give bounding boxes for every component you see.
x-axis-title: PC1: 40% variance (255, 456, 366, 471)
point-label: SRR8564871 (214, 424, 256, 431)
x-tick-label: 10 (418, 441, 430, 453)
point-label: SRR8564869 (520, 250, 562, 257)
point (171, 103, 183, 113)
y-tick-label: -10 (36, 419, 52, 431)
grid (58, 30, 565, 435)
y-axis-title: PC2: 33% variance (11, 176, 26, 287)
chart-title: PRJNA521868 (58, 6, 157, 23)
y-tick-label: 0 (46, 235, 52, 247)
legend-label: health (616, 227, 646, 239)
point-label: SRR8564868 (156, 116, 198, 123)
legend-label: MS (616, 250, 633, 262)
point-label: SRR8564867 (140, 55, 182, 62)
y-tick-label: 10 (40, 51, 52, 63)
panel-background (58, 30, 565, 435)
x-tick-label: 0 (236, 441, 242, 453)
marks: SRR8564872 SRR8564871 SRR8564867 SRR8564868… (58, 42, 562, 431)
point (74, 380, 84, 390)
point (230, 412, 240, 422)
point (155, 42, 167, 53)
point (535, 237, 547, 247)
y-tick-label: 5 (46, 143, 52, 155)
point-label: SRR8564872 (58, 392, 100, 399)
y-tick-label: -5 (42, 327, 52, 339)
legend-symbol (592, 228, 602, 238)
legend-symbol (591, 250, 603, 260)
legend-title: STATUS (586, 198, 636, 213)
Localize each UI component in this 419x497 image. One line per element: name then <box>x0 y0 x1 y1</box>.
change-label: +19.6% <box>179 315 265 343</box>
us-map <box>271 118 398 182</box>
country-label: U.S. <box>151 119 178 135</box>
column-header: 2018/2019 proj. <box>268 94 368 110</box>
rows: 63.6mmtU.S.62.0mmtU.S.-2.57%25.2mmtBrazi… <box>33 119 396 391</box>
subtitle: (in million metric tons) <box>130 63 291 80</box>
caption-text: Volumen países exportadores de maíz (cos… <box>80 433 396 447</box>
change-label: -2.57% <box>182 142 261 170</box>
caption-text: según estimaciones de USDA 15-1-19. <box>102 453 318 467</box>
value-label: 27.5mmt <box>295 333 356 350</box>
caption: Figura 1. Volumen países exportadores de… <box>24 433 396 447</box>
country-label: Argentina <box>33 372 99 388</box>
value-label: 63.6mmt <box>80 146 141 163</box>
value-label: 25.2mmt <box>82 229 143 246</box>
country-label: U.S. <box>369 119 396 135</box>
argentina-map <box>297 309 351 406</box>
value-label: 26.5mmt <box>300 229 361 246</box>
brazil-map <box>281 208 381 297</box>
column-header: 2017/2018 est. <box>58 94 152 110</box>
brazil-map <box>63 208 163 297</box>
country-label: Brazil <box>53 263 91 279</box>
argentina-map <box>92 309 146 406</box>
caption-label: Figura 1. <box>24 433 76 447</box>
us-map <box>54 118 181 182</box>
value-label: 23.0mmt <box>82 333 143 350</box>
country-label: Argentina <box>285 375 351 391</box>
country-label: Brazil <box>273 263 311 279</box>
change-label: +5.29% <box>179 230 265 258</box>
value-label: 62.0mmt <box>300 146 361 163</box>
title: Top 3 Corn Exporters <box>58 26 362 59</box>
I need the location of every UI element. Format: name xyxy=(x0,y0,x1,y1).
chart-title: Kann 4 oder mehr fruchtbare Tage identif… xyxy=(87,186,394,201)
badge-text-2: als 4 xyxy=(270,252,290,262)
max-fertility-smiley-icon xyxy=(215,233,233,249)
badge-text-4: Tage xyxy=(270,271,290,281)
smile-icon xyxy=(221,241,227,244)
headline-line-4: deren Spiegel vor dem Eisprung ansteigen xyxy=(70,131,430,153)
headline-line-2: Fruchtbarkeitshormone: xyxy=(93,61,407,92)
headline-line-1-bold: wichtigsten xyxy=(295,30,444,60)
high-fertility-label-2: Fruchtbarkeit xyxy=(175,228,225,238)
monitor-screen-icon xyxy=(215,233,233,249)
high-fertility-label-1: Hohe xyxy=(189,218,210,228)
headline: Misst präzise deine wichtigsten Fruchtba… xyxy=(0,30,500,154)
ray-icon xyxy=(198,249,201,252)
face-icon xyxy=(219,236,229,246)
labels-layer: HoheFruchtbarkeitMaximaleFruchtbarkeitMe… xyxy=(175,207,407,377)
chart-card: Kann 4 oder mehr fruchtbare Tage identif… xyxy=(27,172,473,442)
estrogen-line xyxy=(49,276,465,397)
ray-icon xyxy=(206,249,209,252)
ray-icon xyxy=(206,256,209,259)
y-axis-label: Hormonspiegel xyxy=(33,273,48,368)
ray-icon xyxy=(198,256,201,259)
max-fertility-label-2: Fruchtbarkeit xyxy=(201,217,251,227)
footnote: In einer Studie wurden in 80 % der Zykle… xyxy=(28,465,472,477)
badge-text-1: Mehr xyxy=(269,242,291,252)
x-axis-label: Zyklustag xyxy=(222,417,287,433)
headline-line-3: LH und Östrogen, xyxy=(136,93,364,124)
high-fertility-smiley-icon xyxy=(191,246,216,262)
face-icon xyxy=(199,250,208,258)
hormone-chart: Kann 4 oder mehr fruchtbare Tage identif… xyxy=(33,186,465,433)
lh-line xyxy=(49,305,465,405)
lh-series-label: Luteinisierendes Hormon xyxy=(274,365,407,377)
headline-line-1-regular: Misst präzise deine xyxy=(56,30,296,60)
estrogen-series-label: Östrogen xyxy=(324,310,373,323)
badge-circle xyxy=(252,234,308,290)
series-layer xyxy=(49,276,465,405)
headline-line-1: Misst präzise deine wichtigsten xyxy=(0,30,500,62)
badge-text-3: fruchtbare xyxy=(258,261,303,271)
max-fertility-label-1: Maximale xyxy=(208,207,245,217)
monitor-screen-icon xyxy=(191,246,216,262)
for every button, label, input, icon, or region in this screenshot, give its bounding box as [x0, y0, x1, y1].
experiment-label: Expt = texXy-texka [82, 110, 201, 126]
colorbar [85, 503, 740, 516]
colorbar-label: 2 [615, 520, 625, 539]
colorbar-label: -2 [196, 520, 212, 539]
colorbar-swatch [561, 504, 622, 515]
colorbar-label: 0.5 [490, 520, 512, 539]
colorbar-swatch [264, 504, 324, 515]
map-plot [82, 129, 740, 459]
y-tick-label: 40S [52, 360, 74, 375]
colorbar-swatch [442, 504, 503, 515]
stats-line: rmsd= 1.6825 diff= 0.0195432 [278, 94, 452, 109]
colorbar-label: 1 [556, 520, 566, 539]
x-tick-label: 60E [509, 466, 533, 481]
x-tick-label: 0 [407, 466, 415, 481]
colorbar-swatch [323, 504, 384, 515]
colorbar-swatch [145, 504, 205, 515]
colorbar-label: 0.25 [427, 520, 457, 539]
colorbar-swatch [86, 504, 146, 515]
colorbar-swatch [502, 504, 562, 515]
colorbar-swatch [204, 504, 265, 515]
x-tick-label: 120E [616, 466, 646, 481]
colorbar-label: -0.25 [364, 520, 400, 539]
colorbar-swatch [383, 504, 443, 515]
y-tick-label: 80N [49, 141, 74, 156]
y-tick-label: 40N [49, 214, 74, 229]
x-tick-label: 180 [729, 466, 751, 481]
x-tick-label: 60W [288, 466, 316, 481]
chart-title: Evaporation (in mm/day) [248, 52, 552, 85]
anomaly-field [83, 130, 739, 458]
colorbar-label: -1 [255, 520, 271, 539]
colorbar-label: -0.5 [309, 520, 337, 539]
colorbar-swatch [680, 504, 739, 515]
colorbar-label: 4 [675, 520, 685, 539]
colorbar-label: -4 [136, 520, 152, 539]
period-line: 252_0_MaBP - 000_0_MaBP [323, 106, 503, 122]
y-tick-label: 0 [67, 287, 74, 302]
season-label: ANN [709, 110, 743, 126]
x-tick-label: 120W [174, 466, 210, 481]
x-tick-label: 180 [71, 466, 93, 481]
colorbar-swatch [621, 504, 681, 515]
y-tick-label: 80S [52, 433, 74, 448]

□ □ □ □ □ □ □

- Written exercise -
Pick out each line in the items above that contains the word "Kann" and copy it in full. Case counts.

- Solution for this exercise -
chart-title: Kann 4 oder mehr fruchtbare Tage identif… xyxy=(87,186,394,201)
chart-card: Kann 4 oder mehr fruchtbare Tage identif… xyxy=(27,172,473,442)
hormone-chart: Kann 4 oder mehr fruchtbare Tage identif… xyxy=(33,186,465,433)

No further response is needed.